### Your objective
Every line of the records below should be restated exactly.
/---
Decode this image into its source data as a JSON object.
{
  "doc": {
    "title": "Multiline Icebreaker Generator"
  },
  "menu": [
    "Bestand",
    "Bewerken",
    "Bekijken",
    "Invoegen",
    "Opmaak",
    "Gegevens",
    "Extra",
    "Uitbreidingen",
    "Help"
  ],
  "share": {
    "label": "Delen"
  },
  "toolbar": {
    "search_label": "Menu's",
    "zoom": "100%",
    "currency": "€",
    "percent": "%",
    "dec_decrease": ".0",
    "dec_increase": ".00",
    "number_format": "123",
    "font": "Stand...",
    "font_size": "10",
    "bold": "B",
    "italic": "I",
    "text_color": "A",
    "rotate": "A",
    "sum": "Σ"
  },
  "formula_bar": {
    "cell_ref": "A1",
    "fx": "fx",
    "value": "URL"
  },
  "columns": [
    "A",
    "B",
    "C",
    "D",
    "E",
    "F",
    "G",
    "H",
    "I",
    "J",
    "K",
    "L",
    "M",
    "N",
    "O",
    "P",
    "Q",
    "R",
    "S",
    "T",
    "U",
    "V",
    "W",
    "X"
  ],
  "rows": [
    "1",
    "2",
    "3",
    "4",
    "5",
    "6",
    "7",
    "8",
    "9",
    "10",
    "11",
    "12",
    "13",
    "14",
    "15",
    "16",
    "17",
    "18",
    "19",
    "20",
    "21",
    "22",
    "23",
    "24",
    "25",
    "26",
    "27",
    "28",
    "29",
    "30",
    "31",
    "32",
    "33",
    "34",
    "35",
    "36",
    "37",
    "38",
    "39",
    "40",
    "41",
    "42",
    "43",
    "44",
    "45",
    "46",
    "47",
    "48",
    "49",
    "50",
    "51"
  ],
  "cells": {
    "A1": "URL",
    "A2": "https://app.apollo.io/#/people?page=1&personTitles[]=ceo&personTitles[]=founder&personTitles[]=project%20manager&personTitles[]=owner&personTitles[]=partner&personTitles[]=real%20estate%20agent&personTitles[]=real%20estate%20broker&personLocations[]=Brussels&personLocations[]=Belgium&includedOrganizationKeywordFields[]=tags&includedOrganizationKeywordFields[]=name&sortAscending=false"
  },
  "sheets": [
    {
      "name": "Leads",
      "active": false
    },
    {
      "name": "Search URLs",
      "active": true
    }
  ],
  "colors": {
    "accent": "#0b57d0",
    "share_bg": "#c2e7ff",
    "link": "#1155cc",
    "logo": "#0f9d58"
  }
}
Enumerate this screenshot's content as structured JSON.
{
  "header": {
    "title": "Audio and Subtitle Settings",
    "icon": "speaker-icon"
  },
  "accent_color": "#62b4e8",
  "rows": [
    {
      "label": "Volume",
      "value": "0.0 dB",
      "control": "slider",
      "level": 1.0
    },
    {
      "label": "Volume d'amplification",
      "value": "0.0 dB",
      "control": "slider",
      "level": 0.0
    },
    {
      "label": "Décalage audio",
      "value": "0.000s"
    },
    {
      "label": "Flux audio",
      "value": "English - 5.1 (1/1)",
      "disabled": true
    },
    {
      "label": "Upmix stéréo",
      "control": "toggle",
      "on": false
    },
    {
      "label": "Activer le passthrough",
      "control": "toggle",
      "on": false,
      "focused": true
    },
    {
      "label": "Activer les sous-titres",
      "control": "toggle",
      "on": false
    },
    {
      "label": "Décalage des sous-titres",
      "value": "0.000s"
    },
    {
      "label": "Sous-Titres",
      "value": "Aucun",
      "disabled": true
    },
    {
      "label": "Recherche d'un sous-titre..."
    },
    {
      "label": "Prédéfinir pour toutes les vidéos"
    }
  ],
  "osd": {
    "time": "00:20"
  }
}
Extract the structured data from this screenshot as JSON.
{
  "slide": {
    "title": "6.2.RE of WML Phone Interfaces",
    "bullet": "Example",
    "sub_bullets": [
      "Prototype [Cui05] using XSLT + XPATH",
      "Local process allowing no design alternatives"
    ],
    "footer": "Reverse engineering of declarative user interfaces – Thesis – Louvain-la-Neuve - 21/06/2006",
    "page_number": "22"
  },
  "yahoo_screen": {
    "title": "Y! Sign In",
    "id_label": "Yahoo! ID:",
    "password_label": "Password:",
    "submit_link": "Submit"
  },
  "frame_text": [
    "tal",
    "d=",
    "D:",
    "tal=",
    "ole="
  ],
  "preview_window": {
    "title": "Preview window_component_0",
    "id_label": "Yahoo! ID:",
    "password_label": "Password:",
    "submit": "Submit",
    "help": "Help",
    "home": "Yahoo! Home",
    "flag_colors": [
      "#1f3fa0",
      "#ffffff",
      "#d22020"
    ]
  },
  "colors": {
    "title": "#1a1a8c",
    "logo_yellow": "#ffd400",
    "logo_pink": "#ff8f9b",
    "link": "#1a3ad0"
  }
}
\---
### Solved problem
Decode this image into its source data as a JSON object.
{
  "doc": {
    "title": "Multiline Icebreaker Generator"
  },
  "menu": [
    "Bestand",
    "Bewerken",
    "Bekijken",
    "Invoegen",
    "Opmaak",
    "Gegevens",
    "Extra",
    "Uitbreidingen",
    "Help"
  ],
  "share": {
    "label": "Delen"
  },
  "toolbar": {
    "search_label": "Menu's",
    "zoom": "100%",
    "currency": "€",
    "percent": "%",
    "dec_decrease": ".0",
    "dec_increase": ".00",
    "number_format": "123",
    "font": "Stand...",
    "font_size": "10",
    "bold": "B",
    "italic": "I",
    "text_color": "A",
    "rotate": "A",
    "sum": "Σ"
  },
  "formula_bar": {
    "cell_ref": "A1",
    "fx": "fx",
    "value": "URL"
  },
  "columns": [
    "A",
    "B",
    "C",
    "D",
    "E",
    "F",
    "G",
    "H",
    "I",
    "J",
    "K",
    "L",
    "M",
    "N",
    "O",
    "P",
    "Q",
    "R",
    "S",
    "T",
    "U",
    "V",
    "W",
    "X"
  ],
  "rows": [
    "1",
    "2",
    "3",
    "4",
    "5",
    "6",
    "7",
    "8",
    "9",
    "10",
    "11",
    "12",
    "13",
    "14",
    "15",
    "16",
    "17",
    "18",
    "19",
    "20",
    "21",
    "22",
    "23",
    "24",
    "25",
    "26",
    "27",
    "28",
    "29",
    "30",
    "31",
    "32",
    "33",
    "34",
    "35",
    "36",
    "37",
    "38",
    "39",
    "40",
    "41",
    "42",
    "43",
    "44",
    "45",
    "46",
    "47",
    "48",
    "49",
    "50",
    "51"
  ],
  "cells": {
    "A1": "URL",
    "A2": "https://app.apollo.io/#/people?page=1&personTitles[]=ceo&personTitles[]=founder&personTitles[]=project%20manager&personTitles[]=owner&personTitles[]=partner&personTitles[]=real%20estate%20agent&personTitles[]=real%20estate%20broker&personLocations[]=Brussels&personLocations[]=Belgium&includedOrganizationKeywordFields[]=tags&includedOrganizationKeywordFields[]=name&sortAscending=false"
  },
  "sheets": [
    {
      "name": "Leads",
      "active": false
    },
    {
      "name": "Search URLs",
      "active": true
    }
  ],
  "colors": {
    "accent": "#0b57d0",
    "share_bg": "#c2e7ff",
    "link": "#1155cc",
    "logo": "#0f9d58"
  }
}
Enumerate this screenshot's content as structured JSON.
{
  "header": {
    "title": "Audio and Subtitle Settings",
    "icon": "speaker-icon"
  },
  "accent_color": "#62b4e8",
  "rows": [
    {
      "label": "Volume",
      "value": "0.0 dB",
      "control": "slider",
      "level": 1.0
    },
    {
      "label": "Volume d'amplification",
      "value": "0.0 dB",
      "control": "slider",
      "level": 0.0
    },
    {
      "label": "Décalage audio",
      "value": "0.000s"
    },
    {
      "label": "Flux audio",
      "value": "English - 5.1 (1/1)",
      "disabled": true
    },
    {
      "label": "Upmix stéréo",
      "control": "toggle",
      "on": false
    },
    {
      "label": "Activer le passthrough",
      "control": "toggle",
      "on": false,
      "focused": true
    },
    {
      "label": "Activer les sous-titres",
      "control": "toggle",
      "on": false
    },
    {
      "label": "Décalage des sous-titres",
      "value": "0.000s"
    },
    {
      "label": "Sous-Titres",
      "value": "Aucun",
      "disabled": true
    },
    {
      "label": "Recherche d'un sous-titre..."
    },
    {
      "label": "Prédéfinir pour toutes les vidéos"
    }
  ],
  "osd": {
    "time": "00:20"
  }
}
Extract the structured data from this screenshot as JSON.
{
  "slide": {
    "title": "6.2.RE of WML Phone Interfaces",
    "bullet": "Example",
    "sub_bullets": [
      "Prototype [Cui05] using XSLT + XPATH",
      "Local process allowing no design alternatives"
    ],
    "footer": "Reverse engineering of declarative user interfaces – Thesis – Louvain-la-Neuve - 21/06/2006",
    "page_number": "22"
  },
  "yahoo_screen": {
    "title": "Y! Sign In",
    "id_label": "Yahoo! ID:",
    "password_label": "Password:",
    "submit_link": "Submit"
  },
  "frame_text": [
    "tal",
    "d=",
    "D:",
    "tal=",
    "ole="
  ],
  "preview_window": {
    "title": "Preview window_component_0",
    "id_label": "Yahoo! ID:",
    "password_label": "Password:",
    "submit": "Submit",
    "help": "Help",
    "home": "Yahoo! Home",
    "flag_colors": [
      "#1f3fa0",
      "#ffffff",
      "#d22020"
    ]
  },
  "colors": {
    "title": "#1a1a8c",
    "logo_yellow": "#ffd400",
    "logo_pink": "#ff8f9b",
    "link": "#1a3ad0"
  }
}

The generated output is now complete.